** begin SUPPLIED ENTRIES **

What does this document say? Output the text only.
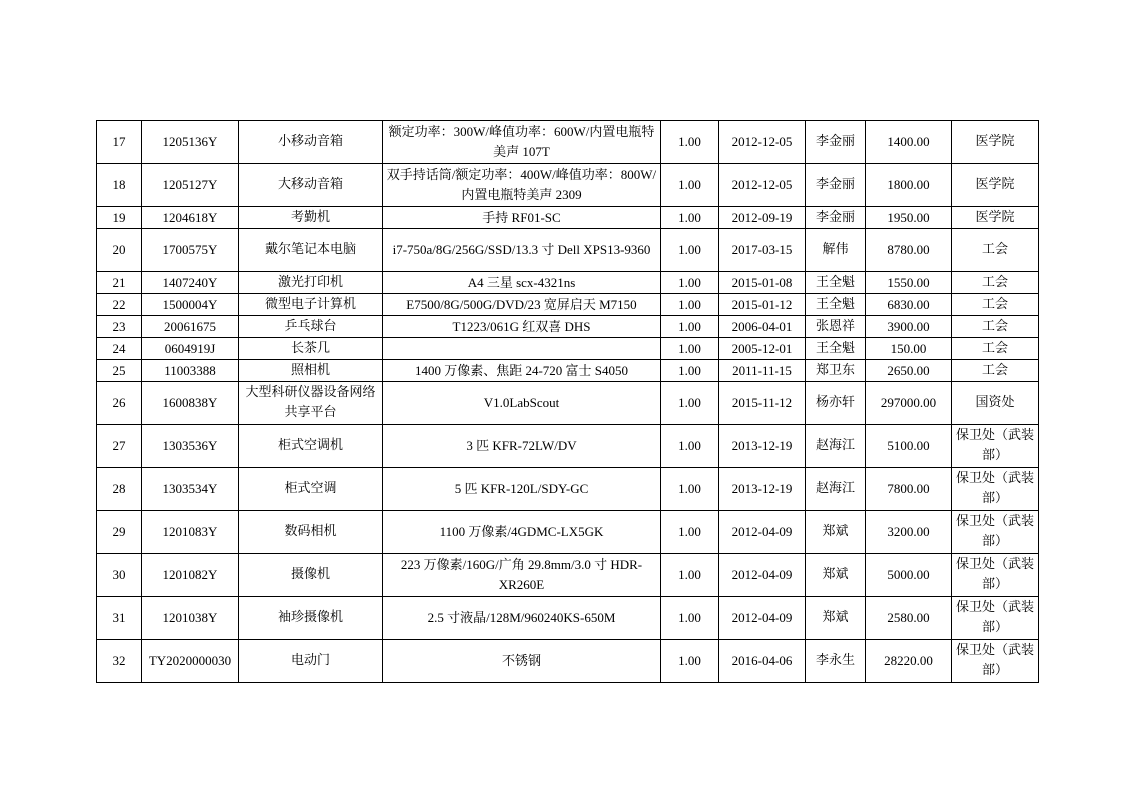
17	1205136Y	小移动音箱	额定功率：300W/峰值功率：600W/内置电瓶特美声 107T	1.00	2012-12-05	李金丽	1400.00	医学院
18	1205127Y	大移动音箱	双手持话筒/额定功率：400W/峰值功率：800W/内置电瓶特美声 2309	1.00	2012-12-05	李金丽	1800.00	医学院
19	1204618Y	考勤机	手持 RF01-SC	1.00	2012-09-19	李金丽	1950.00	医学院
20	1700575Y	戴尔笔记本电脑	i7-750a/8G/256G/SSD/13.3 寸 Dell XPS13-9360	1.00	2017-03-15	解伟	8780.00	工会
21	1407240Y	激光打印机	A4 三星 scx-4321ns	1.00	2015-01-08	王全魁	1550.00	工会
22	1500004Y	微型电子计算机	E7500/8G/500G/DVD/23 宽屏启天 M7150	1.00	2015-01-12	王全魁	6830.00	工会
23	20061675	乒乓球台	T1223/061G 红双喜 DHS	1.00	2006-04-01	张恩祥	3900.00	工会
24	0604919J	长茶几		1.00	2005-12-01	王全魁	150.00	工会
25	11003388	照相机	1400 万像素、焦距 24-720 富士 S4050	1.00	2011-11-15	郑卫东	2650.00	工会
26	1600838Y	大型科研仪器设备网络共享平台	V1.0LabScout	1.00	2015-11-12	杨亦轩	297000.00	国资处
27	1303536Y	柜式空调机	3 匹 KFR-72LW/DV	1.00	2013-12-19	赵海江	5100.00	保卫处（武装部）
28	1303534Y	柜式空调	5 匹 KFR-120L/SDY-GC	1.00	2013-12-19	赵海江	7800.00	保卫处（武装部）
29	1201083Y	数码相机	1100 万像素/4GDMC-LX5GK	1.00	2012-04-09	郑斌	3200.00	保卫处（武装部）
30	1201082Y	摄像机	223 万像素/160G/广角 29.8mm/3.0 寸 HDR-XR260E	1.00	2012-04-09	郑斌	5000.00	保卫处（武装部）
31	1201038Y	袖珍摄像机	2.5 寸液晶/128M/960240KS-650M	1.00	2012-04-09	郑斌	2580.00	保卫处（武装部）
32	TY2020000030	电动门	不锈钢	1.00	2016-04-06	李永生	28220.00	保卫处（武装部）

** end SUPPLIED ENTRIES **

Without including any pictures, print each record exactly.

What does this document say? Output the text only.
17	1205136Y	小移动音箱	额定功率：300W/峰值功率：600W/内置电瓶特美声 107T	1.00	2012-12-05	李金丽	1400.00	医学院
18	1205127Y	大移动音箱	双手持话筒/额定功率：400W/峰值功率：800W/内置电瓶特美声 2309	1.00	2012-12-05	李金丽	1800.00	医学院
19	1204618Y	考勤机	手持 RF01-SC	1.00	2012-09-19	李金丽	1950.00	医学院
20	1700575Y	戴尔笔记本电脑	i7-750a/8G/256G/SSD/13.3 寸 Dell XPS13-9360	1.00	2017-03-15	解伟	8780.00	工会
21	1407240Y	激光打印机	A4 三星 scx-4321ns	1.00	2015-01-08	王全魁	1550.00	工会
22	1500004Y	微型电子计算机	E7500/8G/500G/DVD/23 宽屏启天 M7150	1.00	2015-01-12	王全魁	6830.00	工会
23	20061675	乒乓球台	T1223/061G 红双喜 DHS	1.00	2006-04-01	张恩祥	3900.00	工会
24	0604919J	长茶几		1.00	2005-12-01	王全魁	150.00	工会
25	11003388	照相机	1400 万像素、焦距 24-720 富士 S4050	1.00	2011-11-15	郑卫东	2650.00	工会
26	1600838Y	大型科研仪器设备网络共享平台	V1.0LabScout	1.00	2015-11-12	杨亦轩	297000.00	国资处
27	1303536Y	柜式空调机	3 匹 KFR-72LW/DV	1.00	2013-12-19	赵海江	5100.00	保卫处（武装部）
28	1303534Y	柜式空调	5 匹 KFR-120L/SDY-GC	1.00	2013-12-19	赵海江	7800.00	保卫处（武装部）
29	1201083Y	数码相机	1100 万像素/4GDMC-LX5GK	1.00	2012-04-09	郑斌	3200.00	保卫处（武装部）
30	1201082Y	摄像机	223 万像素/160G/广角 29.8mm/3.0 寸 HDR-XR260E	1.00	2012-04-09	郑斌	5000.00	保卫处（武装部）
31	1201038Y	袖珍摄像机	2.5 寸液晶/128M/960240KS-650M	1.00	2012-04-09	郑斌	2580.00	保卫处（武装部）
32	TY2020000030	电动门	不锈钢	1.00	2016-04-06	李永生	28220.00	保卫处（武装部）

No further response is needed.